(Collected data entries)
------------------------------------------------------------------------

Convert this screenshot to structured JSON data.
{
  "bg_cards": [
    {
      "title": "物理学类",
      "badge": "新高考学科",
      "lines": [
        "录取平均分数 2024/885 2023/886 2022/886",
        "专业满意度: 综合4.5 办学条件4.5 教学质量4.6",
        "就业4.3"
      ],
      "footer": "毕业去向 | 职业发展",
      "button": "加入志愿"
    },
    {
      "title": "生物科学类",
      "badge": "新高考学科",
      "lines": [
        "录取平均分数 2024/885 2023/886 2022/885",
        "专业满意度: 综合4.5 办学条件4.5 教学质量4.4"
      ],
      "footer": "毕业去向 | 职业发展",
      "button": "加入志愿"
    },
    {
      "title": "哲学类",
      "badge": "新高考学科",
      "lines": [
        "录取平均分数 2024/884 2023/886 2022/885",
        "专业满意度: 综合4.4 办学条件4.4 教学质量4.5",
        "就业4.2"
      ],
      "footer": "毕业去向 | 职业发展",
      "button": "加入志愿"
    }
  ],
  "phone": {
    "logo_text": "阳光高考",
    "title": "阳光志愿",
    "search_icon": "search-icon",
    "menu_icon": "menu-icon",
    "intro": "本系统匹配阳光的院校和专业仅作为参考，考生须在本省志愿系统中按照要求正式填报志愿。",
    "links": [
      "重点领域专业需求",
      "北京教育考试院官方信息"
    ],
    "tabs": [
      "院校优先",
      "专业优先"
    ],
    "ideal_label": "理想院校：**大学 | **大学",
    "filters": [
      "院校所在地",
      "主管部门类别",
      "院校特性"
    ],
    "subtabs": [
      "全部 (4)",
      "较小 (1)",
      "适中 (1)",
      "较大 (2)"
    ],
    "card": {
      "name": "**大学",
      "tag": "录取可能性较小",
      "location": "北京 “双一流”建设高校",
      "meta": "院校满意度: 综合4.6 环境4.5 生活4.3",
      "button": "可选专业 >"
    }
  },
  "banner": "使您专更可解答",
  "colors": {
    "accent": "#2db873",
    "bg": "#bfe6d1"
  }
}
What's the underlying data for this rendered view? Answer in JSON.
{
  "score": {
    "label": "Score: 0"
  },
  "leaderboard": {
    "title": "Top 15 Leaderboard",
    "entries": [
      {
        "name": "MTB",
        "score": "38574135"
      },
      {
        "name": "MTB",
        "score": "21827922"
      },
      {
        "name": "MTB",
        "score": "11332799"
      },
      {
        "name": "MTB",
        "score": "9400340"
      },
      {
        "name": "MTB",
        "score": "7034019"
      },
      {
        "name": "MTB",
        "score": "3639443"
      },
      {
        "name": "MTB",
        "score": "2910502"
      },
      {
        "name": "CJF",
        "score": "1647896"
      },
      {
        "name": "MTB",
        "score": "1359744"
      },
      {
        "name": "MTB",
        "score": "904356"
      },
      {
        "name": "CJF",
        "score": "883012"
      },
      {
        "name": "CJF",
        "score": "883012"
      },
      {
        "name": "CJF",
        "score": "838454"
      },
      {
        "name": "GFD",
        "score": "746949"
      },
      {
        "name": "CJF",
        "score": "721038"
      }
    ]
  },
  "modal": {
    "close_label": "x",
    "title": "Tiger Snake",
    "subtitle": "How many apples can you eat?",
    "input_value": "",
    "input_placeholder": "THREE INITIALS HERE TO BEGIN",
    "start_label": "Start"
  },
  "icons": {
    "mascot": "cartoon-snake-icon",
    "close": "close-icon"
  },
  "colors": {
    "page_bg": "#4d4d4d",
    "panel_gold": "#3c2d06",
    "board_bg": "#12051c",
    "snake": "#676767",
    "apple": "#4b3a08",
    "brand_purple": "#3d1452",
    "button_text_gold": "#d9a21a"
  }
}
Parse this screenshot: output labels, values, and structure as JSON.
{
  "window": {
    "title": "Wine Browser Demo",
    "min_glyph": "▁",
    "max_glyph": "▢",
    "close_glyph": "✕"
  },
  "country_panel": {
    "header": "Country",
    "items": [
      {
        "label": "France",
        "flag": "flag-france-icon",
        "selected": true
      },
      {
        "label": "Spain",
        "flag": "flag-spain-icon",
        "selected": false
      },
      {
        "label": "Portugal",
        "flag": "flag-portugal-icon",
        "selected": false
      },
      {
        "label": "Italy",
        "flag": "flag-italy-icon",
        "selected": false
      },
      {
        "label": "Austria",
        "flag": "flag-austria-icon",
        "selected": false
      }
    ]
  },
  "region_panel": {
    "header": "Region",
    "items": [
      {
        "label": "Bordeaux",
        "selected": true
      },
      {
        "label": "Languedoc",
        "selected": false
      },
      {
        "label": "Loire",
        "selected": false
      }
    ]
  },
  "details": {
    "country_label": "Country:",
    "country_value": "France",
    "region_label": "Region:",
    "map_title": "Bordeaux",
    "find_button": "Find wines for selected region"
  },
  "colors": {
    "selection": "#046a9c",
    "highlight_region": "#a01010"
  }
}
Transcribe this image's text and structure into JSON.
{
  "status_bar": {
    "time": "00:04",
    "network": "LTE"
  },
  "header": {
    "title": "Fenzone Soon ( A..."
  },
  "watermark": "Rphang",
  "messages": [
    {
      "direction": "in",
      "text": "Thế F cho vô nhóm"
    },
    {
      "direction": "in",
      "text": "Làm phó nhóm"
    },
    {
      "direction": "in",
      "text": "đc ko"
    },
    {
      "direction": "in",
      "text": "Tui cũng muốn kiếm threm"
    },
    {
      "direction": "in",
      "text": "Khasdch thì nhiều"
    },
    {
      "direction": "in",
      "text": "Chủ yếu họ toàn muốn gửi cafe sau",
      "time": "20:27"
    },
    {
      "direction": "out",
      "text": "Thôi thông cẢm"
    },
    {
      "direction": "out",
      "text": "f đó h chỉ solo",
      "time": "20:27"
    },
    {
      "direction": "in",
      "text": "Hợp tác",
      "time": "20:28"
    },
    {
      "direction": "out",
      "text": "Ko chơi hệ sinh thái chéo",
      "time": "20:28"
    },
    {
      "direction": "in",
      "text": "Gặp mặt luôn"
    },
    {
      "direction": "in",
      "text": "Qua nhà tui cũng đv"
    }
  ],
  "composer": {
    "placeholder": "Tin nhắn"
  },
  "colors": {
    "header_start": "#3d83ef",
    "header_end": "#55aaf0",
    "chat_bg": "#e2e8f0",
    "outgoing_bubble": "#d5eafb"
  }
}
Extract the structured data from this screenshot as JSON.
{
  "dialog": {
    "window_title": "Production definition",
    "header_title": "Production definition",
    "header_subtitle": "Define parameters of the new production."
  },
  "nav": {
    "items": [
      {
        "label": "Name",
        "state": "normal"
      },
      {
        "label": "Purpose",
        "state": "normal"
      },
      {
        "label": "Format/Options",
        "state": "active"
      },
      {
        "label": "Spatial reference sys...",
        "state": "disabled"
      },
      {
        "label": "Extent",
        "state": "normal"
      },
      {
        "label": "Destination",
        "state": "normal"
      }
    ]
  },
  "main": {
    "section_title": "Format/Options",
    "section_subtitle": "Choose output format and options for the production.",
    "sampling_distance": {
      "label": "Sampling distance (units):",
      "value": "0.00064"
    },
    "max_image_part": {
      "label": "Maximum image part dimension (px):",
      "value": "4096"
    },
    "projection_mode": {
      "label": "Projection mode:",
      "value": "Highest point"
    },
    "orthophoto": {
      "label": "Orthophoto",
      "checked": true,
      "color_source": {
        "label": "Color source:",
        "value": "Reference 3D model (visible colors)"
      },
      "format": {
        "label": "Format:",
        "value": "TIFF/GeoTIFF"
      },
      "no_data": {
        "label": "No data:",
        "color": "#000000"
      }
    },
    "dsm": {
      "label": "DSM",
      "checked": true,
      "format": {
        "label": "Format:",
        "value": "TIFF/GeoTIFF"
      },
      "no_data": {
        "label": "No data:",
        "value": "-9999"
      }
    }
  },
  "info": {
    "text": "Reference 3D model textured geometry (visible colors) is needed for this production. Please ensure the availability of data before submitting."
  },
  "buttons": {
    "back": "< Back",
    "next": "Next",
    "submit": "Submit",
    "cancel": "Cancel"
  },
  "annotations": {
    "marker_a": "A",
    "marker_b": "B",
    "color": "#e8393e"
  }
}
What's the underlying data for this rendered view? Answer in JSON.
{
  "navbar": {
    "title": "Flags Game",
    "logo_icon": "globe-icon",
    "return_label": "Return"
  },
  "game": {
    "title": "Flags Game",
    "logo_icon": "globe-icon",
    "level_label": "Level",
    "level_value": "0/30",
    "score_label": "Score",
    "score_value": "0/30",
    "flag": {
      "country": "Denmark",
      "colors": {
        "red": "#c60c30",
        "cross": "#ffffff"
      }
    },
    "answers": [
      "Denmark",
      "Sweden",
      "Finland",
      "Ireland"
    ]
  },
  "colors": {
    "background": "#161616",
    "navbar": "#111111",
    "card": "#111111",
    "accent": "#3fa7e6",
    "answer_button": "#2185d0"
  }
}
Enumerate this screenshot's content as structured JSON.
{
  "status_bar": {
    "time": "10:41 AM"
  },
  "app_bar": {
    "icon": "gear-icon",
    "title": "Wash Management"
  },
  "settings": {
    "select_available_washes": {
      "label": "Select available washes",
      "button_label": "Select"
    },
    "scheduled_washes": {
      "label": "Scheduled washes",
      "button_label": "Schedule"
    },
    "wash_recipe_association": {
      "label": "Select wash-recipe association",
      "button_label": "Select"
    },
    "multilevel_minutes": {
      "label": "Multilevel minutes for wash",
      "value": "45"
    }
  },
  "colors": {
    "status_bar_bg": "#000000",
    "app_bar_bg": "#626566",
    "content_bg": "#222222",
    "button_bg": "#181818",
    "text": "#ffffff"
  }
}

------------------------------------------------------------------------

> _SHORT PROBLEM_
Search the entries for the word "专业满意度" and gather every line where it appears.

> _SOLUTION BELOW_
        "专业满意度: 综合4.5 办学条件4.5 教学质量4.6",
        "专业满意度: 综合4.5 办学条件4.5 教学质量4.4"
        "专业满意度: 综合4.4 办学条件4.4 教学质量4.5",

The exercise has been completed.